## start GIVEN RECORDS

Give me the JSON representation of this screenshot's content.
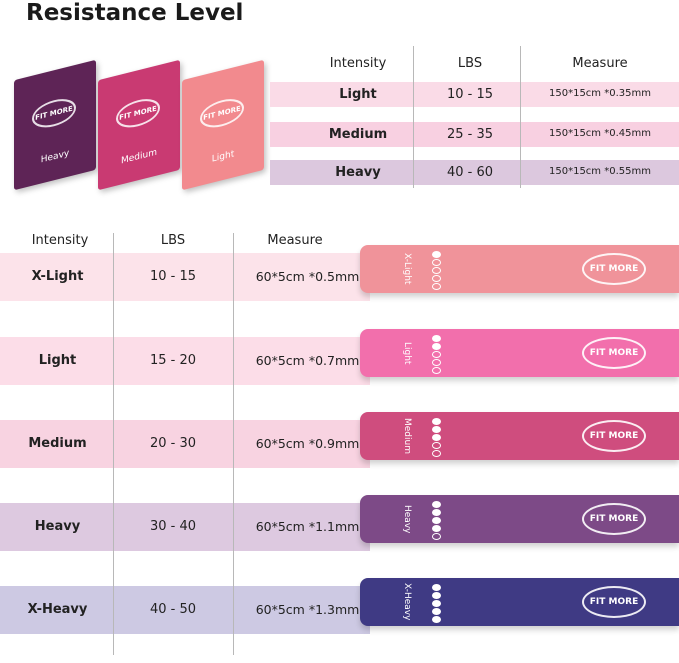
{
  "title": "Resistance Level",
  "top_table": {
    "headers": [
      "Intensity",
      "LBS",
      "Measure"
    ],
    "rows": [
      {
        "intensity": "Light",
        "lbs": "10 - 15",
        "measure": "150*15cm *0.35mm",
        "band_color": "#fadbe7"
      },
      {
        "intensity": "Medium",
        "lbs": "25 - 35",
        "measure": "150*15cm *0.45mm",
        "band_color": "#f8d0e1"
      },
      {
        "intensity": "Heavy",
        "lbs": "40 - 60",
        "measure": "150*15cm *0.55mm",
        "band_color": "#dcc8de"
      }
    ]
  },
  "sheets": [
    {
      "label": "Heavy",
      "color": "#5e2456",
      "logo": "FIT MORE"
    },
    {
      "label": "Medium",
      "color": "#c93a72",
      "logo": "FIT MORE"
    },
    {
      "label": "Light",
      "color": "#f28a8e",
      "logo": "FIT MORE"
    }
  ],
  "bottom_table": {
    "headers": [
      "Intensity",
      "LBS",
      "Measure"
    ],
    "rows": [
      {
        "intensity": "X-Light",
        "lbs": "10 - 15",
        "measure": "60*5cm *0.5mm",
        "band_color": "#fce3ea",
        "loop_color": "#f0939a",
        "level": 1,
        "loop_label": "X-Light",
        "logo": "FIT MORE"
      },
      {
        "intensity": "Light",
        "lbs": "15 - 20",
        "measure": "60*5cm *0.7mm",
        "band_color": "#fcdde8",
        "loop_color": "#f26fac",
        "level": 2,
        "loop_label": "Light",
        "logo": "FIT MORE"
      },
      {
        "intensity": "Medium",
        "lbs": "20 - 30",
        "measure": "60*5cm *0.9mm",
        "band_color": "#f8d3e1",
        "loop_color": "#cf4d7e",
        "level": 3,
        "loop_label": "Medium",
        "logo": "FIT MORE"
      },
      {
        "intensity": "Heavy",
        "lbs": "30 - 40",
        "measure": "60*5cm *1.1mm",
        "band_color": "#ddc9e0",
        "loop_color": "#7d4a87",
        "level": 4,
        "loop_label": "Heavy",
        "logo": "FIT MORE"
      },
      {
        "intensity": "X-Heavy",
        "lbs": "40 - 50",
        "measure": "60*5cm *1.3mm",
        "band_color": "#cdc9e3",
        "loop_color": "#3f3a84",
        "level": 5,
        "loop_label": "X-Heavy",
        "logo": "FIT MORE"
      }
    ]
  }
}
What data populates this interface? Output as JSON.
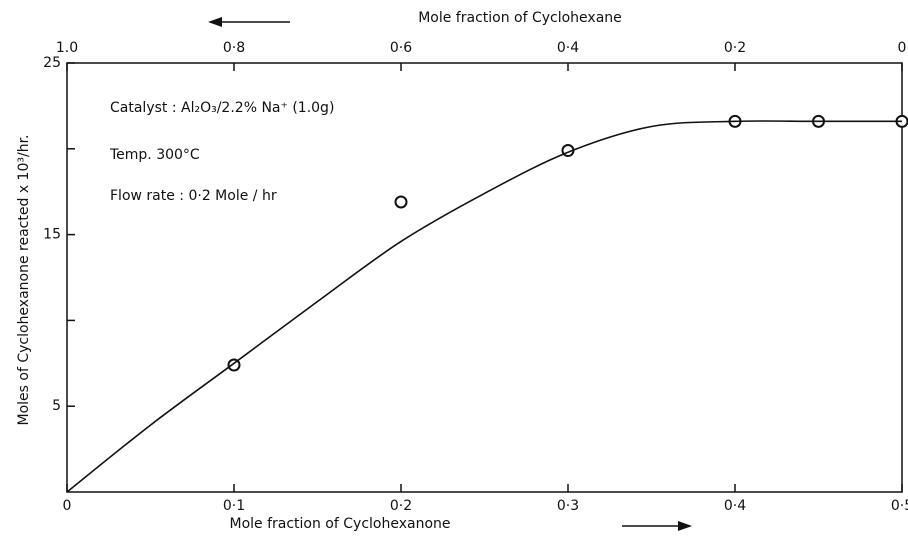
{
  "chart_data": {
    "type": "scatter",
    "xlabel": "Mole fraction of Cyclohexanone",
    "x2label": "Mole fraction of Cyclohexane",
    "ylabel": "Moles of Cyclohexanone reacted x 10³/hr.",
    "annotations": [
      "Catalyst : Al₂O₃/2.2% Na⁺ (1.0g)",
      "Temp. 300°C",
      "Flow rate : 0·2 Mole / hr"
    ],
    "xlim": [
      0,
      0.5
    ],
    "xticks": [
      0,
      {
        "value": 0.1,
        "label": "0·1"
      },
      {
        "value": 0.2,
        "label": "0·2"
      },
      {
        "value": 0.3,
        "label": "0·3"
      },
      {
        "value": 0.4,
        "label": "0·4"
      },
      {
        "value": 0.5,
        "label": "0·5"
      }
    ],
    "x2lim": [
      1,
      0
    ],
    "x2ticks": [
      {
        "value": 1,
        "label": "1.0"
      },
      {
        "value": 0.8,
        "label": "0·8"
      },
      {
        "value": 0.6,
        "label": "0·6"
      },
      {
        "value": 0.4,
        "label": "0·4"
      },
      {
        "value": 0.2,
        "label": "0·2"
      },
      0
    ],
    "ylim": [
      0,
      25
    ],
    "yticks": [
      5,
      15,
      25
    ],
    "yminor_ticks": [
      10,
      20
    ],
    "color": "#111111",
    "series": [
      {
        "style": "marker",
        "x": [
          0.1,
          0.2,
          0.3,
          0.4,
          0.45,
          0.5
        ],
        "values": [
          7.4,
          16.9,
          19.9,
          21.6,
          21.6,
          21.6
        ]
      },
      {
        "style": "line",
        "x": [
          0,
          0.05,
          0.1,
          0.15,
          0.2,
          0.25,
          0.3,
          0.35,
          0.4,
          0.45,
          0.5
        ],
        "values": [
          0,
          3.9,
          7.5,
          11.1,
          14.6,
          17.4,
          19.8,
          21.3,
          21.6,
          21.6,
          21.6
        ]
      }
    ]
  }
}
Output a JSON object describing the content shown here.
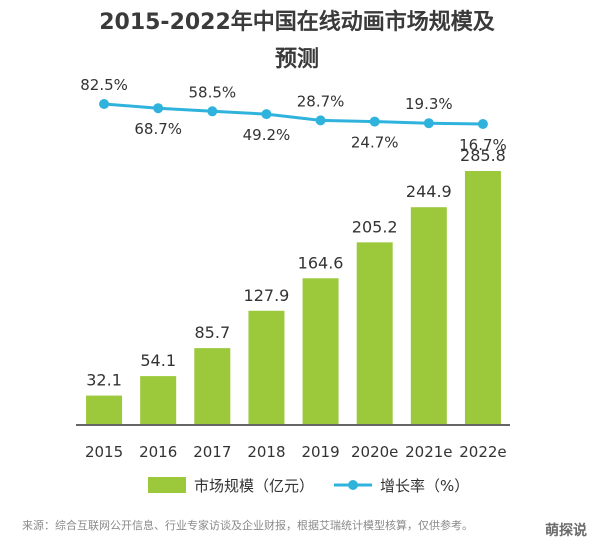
{
  "title_line1": "2015-2022年中国在线动画市场规模及",
  "title_line2": "预测",
  "source": "来源：综合互联网公开信息、行业专家访谈及企业财报，根据艾瑞统计模型核算，仅供参考。",
  "watermark": "萌探说",
  "colors": {
    "bar": "#9cc83c",
    "line": "#2fb3dc",
    "text": "#333333"
  },
  "chart_data": {
    "type": "bar",
    "categories": [
      "2015",
      "2016",
      "2017",
      "2018",
      "2019",
      "2020e",
      "2021e",
      "2022e"
    ],
    "series": [
      {
        "name": "市场规模（亿元）",
        "type": "bar",
        "values": [
          32.1,
          54.1,
          85.7,
          127.9,
          164.6,
          205.2,
          244.9,
          285.8
        ]
      },
      {
        "name": "增长率（%）",
        "type": "line",
        "values": [
          82.5,
          68.7,
          58.5,
          49.2,
          28.7,
          24.7,
          19.3,
          16.7
        ],
        "labels": [
          "82.5%",
          "68.7%",
          "58.5%",
          "49.2%",
          "28.7%",
          "24.7%",
          "19.3%",
          "16.7%"
        ]
      }
    ],
    "title": "2015-2022年中国在线动画市场规模及预测",
    "legend_position": "bottom",
    "grid": false
  }
}
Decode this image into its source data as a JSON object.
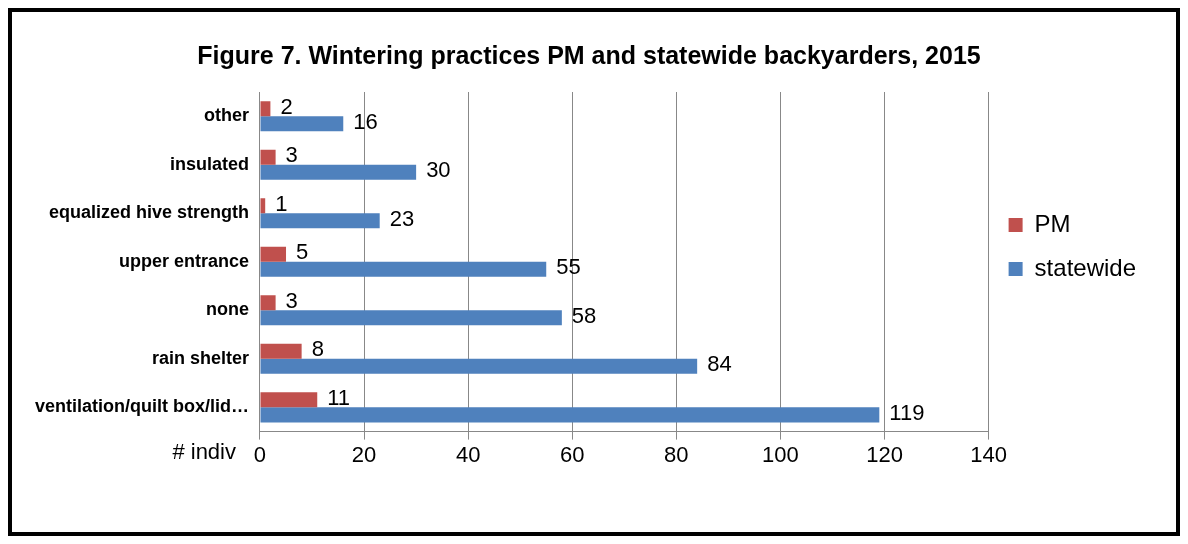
{
  "chart_data": {
    "type": "bar",
    "orientation": "horizontal",
    "title": "Figure 7. Wintering practices PM and statewide backyarders, 2015",
    "xlabel": "# indiv",
    "categories": [
      "other",
      "insulated",
      "equalized hive strength",
      "upper entrance",
      "none",
      "rain shelter",
      "ventilation/quilt box/lid…"
    ],
    "series": [
      {
        "name": "PM",
        "color": "#c0504d",
        "values": [
          2,
          3,
          1,
          5,
          3,
          8,
          11
        ]
      },
      {
        "name": "statewide",
        "color": "#4f81bd",
        "values": [
          16,
          30,
          23,
          55,
          58,
          84,
          119
        ]
      }
    ],
    "xlim": [
      0,
      140
    ],
    "xticks": [
      0,
      20,
      40,
      60,
      80,
      100,
      120,
      140
    ],
    "grid": "x",
    "legend": "right",
    "data_labels": true
  }
}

## end GIVEN RECORDS

__WHAT THE EXERCISE ASKS__.
Write out every line of the listing that holds the word "JSON".

__CORRECT OUTPUT__.
Give me the JSON representation of this screenshot's content.
What data populates this interface? Output as JSON.
Output a JSON object describing the content shown here.
Decode this image into its source data as a JSON object.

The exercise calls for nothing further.